## Rows
━━━━━━━━━━━━━━━━━━━━

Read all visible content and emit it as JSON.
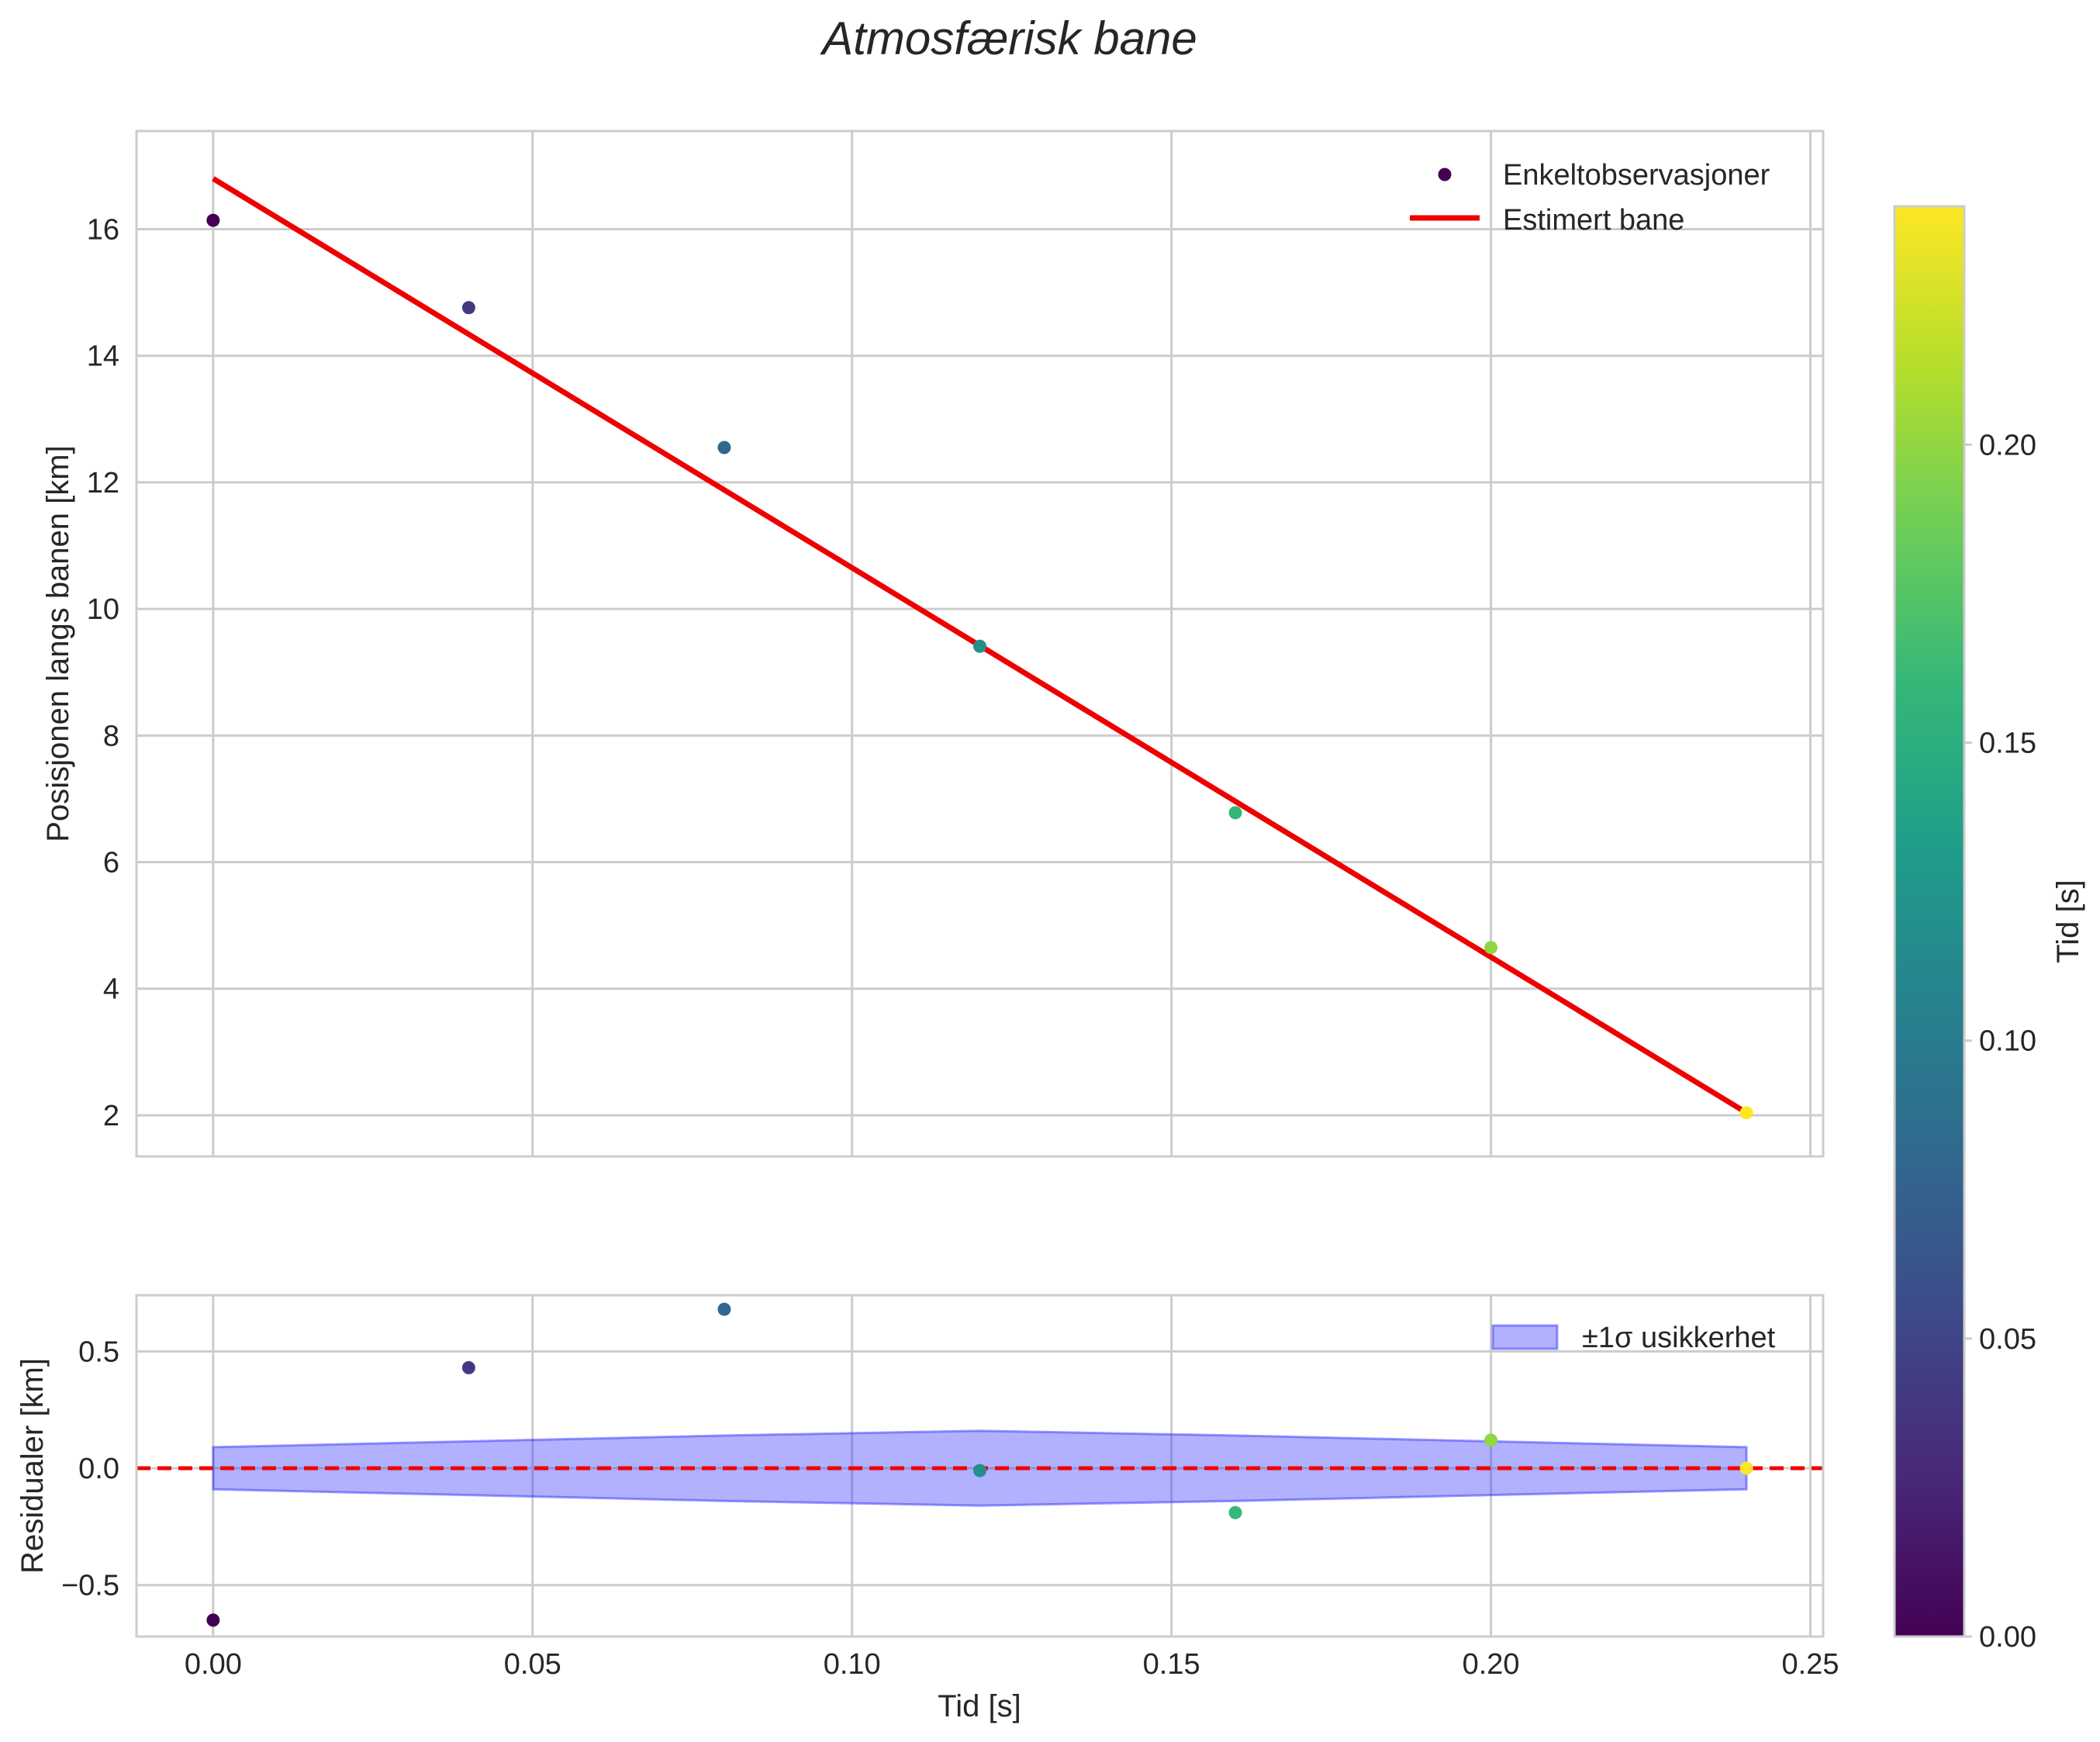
{
  "title": "Atmosfærisk bane",
  "chart_data": [
    {
      "name": "trajectory",
      "type": "scatter",
      "xlabel": "",
      "ylabel": "Posisjonen langs banen [km]",
      "xlim": [
        -0.012,
        0.252
      ],
      "ylim": [
        1.35,
        17.55
      ],
      "xticks": [
        0.0,
        0.05,
        0.1,
        0.15,
        0.2,
        0.25
      ],
      "yticks": [
        2,
        4,
        6,
        8,
        10,
        12,
        14,
        16
      ],
      "ytick_labels": [
        "2",
        "4",
        "6",
        "8",
        "10",
        "12",
        "14",
        "16"
      ],
      "grid": true,
      "legend_position": "top-right",
      "series": [
        {
          "name": "Enkeltobservasjoner",
          "kind": "scatter",
          "color_by": "Tid [s]",
          "x": [
            0.0,
            0.04,
            0.08,
            0.12,
            0.16,
            0.2,
            0.24
          ],
          "y": [
            16.14,
            14.76,
            12.55,
            9.41,
            6.78,
            4.65,
            2.04
          ]
        },
        {
          "name": "Estimert bane",
          "kind": "line",
          "color": "#ee0000",
          "x": [
            0.0,
            0.24
          ],
          "y": [
            16.8,
            2.04
          ]
        }
      ]
    },
    {
      "name": "residuals",
      "type": "scatter",
      "xlabel": "Tid [s]",
      "ylabel": "Residualer [km]",
      "xlim": [
        -0.012,
        0.252
      ],
      "ylim": [
        -0.72,
        0.74
      ],
      "xticks": [
        0.0,
        0.05,
        0.1,
        0.15,
        0.2,
        0.25
      ],
      "xtick_labels": [
        "0.00",
        "0.05",
        "0.10",
        "0.15",
        "0.20",
        "0.25"
      ],
      "yticks": [
        -0.5,
        0.0,
        0.5
      ],
      "ytick_labels": [
        "−0.5",
        "0.0",
        "0.5"
      ],
      "grid": true,
      "legend_position": "top-right",
      "series": [
        {
          "name": "Residualer",
          "kind": "scatter",
          "color_by": "Tid [s]",
          "x": [
            0.0,
            0.04,
            0.08,
            0.12,
            0.16,
            0.2,
            0.24
          ],
          "y": [
            -0.65,
            0.43,
            0.68,
            -0.01,
            -0.19,
            0.12,
            0.0
          ]
        },
        {
          "name": "±1σ usikkerhet",
          "kind": "band",
          "color": "#3333ff",
          "x": [
            0.0,
            0.04,
            0.08,
            0.12,
            0.16,
            0.2,
            0.24
          ],
          "lower": [
            -0.09,
            -0.115,
            -0.14,
            -0.16,
            -0.14,
            -0.115,
            -0.09
          ],
          "upper": [
            0.09,
            0.115,
            0.14,
            0.16,
            0.14,
            0.115,
            0.09
          ]
        },
        {
          "name": "zero-line",
          "kind": "hline",
          "color": "#ee0000",
          "y": 0.0
        }
      ]
    }
  ],
  "colorbar": {
    "label": "Tid [s]",
    "colormap": "viridis",
    "range": [
      0.0,
      0.24
    ],
    "ticks": [
      0.0,
      0.05,
      0.1,
      0.15,
      0.2
    ],
    "tick_labels": [
      "0.00",
      "0.05",
      "0.10",
      "0.15",
      "0.20"
    ],
    "colors": [
      "#440154",
      "#482878",
      "#3e4989",
      "#31688e",
      "#26828e",
      "#1f9e89",
      "#35b779",
      "#6ece58",
      "#b5de2b",
      "#fde725"
    ]
  }
}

━━━━━━━━━━━━━━━━━━━━

Go through the entries above and pull out each line with "Residualer" in it.

      "ylabel": "Residualer [km]",
          "name": "Residualer",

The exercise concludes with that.